• **Aim of the task**
Copy out the lines exactly, from the first line through the line that contains "divider <box>885 314 1039 315</box>", including both ends.

• **Data entries**
========

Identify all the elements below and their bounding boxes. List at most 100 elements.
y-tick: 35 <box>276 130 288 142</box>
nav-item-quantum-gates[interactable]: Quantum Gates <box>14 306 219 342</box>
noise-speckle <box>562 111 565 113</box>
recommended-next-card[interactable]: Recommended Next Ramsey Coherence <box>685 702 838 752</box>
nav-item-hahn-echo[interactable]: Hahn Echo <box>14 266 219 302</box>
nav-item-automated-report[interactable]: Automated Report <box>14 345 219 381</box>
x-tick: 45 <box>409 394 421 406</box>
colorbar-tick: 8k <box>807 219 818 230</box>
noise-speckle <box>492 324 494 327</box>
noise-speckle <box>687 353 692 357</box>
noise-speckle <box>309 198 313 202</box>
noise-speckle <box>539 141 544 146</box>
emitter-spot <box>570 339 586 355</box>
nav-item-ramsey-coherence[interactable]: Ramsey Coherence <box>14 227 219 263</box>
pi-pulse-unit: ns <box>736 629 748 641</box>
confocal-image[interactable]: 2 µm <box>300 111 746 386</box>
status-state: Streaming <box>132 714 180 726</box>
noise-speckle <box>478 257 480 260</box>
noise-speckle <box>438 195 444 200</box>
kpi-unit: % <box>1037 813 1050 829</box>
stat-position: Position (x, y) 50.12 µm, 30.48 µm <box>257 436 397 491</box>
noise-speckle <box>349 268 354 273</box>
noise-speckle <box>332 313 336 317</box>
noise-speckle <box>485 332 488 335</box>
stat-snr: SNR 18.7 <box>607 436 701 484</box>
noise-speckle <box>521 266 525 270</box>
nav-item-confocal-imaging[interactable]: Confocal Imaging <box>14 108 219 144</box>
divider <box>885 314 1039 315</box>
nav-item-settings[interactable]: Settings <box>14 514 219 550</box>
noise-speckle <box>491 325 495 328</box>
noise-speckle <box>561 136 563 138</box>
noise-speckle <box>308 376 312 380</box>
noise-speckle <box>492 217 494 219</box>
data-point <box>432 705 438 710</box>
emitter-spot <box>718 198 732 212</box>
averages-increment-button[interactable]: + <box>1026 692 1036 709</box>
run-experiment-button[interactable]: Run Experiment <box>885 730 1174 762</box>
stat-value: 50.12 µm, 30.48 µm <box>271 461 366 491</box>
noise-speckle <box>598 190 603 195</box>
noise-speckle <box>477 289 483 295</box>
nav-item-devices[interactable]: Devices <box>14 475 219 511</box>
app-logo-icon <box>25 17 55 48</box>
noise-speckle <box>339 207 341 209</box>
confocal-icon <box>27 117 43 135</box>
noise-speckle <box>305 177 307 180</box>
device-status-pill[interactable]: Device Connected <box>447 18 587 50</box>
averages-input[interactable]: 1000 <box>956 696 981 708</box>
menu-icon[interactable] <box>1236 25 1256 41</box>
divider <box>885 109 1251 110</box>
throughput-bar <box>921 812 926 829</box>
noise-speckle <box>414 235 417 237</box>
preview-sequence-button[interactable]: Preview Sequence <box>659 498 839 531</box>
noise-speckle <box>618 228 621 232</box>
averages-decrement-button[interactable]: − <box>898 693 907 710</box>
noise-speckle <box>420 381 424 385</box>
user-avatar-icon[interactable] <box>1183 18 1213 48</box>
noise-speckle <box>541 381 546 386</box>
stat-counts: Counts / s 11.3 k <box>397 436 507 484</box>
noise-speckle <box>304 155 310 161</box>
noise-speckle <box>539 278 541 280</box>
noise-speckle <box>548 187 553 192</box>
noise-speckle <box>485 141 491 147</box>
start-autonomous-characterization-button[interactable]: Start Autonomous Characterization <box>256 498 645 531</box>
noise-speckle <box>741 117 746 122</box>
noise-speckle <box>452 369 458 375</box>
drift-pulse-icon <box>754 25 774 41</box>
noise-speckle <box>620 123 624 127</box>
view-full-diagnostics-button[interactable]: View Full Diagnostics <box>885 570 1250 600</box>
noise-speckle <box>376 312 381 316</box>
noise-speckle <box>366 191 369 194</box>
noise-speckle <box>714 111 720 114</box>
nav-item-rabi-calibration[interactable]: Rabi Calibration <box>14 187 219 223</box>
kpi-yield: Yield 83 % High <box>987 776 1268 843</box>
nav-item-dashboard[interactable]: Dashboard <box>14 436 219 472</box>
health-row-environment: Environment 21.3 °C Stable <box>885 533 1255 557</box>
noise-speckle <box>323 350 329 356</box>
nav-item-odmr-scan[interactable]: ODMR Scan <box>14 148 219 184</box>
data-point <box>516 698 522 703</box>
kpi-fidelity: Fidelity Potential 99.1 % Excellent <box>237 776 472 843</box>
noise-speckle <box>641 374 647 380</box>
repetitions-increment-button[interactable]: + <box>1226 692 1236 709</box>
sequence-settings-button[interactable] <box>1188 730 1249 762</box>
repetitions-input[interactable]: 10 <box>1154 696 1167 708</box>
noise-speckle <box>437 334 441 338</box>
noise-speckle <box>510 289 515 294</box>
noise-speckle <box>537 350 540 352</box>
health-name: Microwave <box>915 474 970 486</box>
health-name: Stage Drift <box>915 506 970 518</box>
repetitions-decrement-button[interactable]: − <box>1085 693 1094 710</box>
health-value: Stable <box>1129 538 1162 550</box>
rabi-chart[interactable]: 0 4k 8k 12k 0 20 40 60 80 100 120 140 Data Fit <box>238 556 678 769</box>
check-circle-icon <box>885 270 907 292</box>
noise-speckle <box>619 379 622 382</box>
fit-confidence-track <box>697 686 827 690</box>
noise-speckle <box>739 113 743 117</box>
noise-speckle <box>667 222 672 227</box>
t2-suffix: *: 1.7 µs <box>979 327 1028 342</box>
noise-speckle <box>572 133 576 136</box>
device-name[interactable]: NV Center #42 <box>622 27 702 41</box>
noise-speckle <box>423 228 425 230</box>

========

• **Task output**
Identify all the elements below and their bounding boxes. List at most 100 elements.
y-tick: 35 <box>276 130 288 142</box>
nav-item-quantum-gates[interactable]: Quantum Gates <box>14 306 219 342</box>
noise-speckle <box>562 111 565 113</box>
recommended-next-card[interactable]: Recommended Next Ramsey Coherence <box>685 702 838 752</box>
nav-item-hahn-echo[interactable]: Hahn Echo <box>14 266 219 302</box>
nav-item-automated-report[interactable]: Automated Report <box>14 345 219 381</box>
x-tick: 45 <box>409 394 421 406</box>
colorbar-tick: 8k <box>807 219 818 230</box>
noise-speckle <box>492 324 494 327</box>
noise-speckle <box>687 353 692 357</box>
noise-speckle <box>309 198 313 202</box>
noise-speckle <box>539 141 544 146</box>
emitter-spot <box>570 339 586 355</box>
nav-item-ramsey-coherence[interactable]: Ramsey Coherence <box>14 227 219 263</box>
pi-pulse-unit: ns <box>736 629 748 641</box>
confocal-image[interactable]: 2 µm <box>300 111 746 386</box>
status-state: Streaming <box>132 714 180 726</box>
noise-speckle <box>478 257 480 260</box>
noise-speckle <box>438 195 444 200</box>
kpi-unit: % <box>1037 813 1050 829</box>
stat-position: Position (x, y) 50.12 µm, 30.48 µm <box>257 436 397 491</box>
noise-speckle <box>349 268 354 273</box>
noise-speckle <box>332 313 336 317</box>
noise-speckle <box>485 332 488 335</box>
stat-snr: SNR 18.7 <box>607 436 701 484</box>
noise-speckle <box>521 266 525 270</box>
nav-item-confocal-imaging[interactable]: Confocal Imaging <box>14 108 219 144</box>
divider <box>885 314 1039 315</box>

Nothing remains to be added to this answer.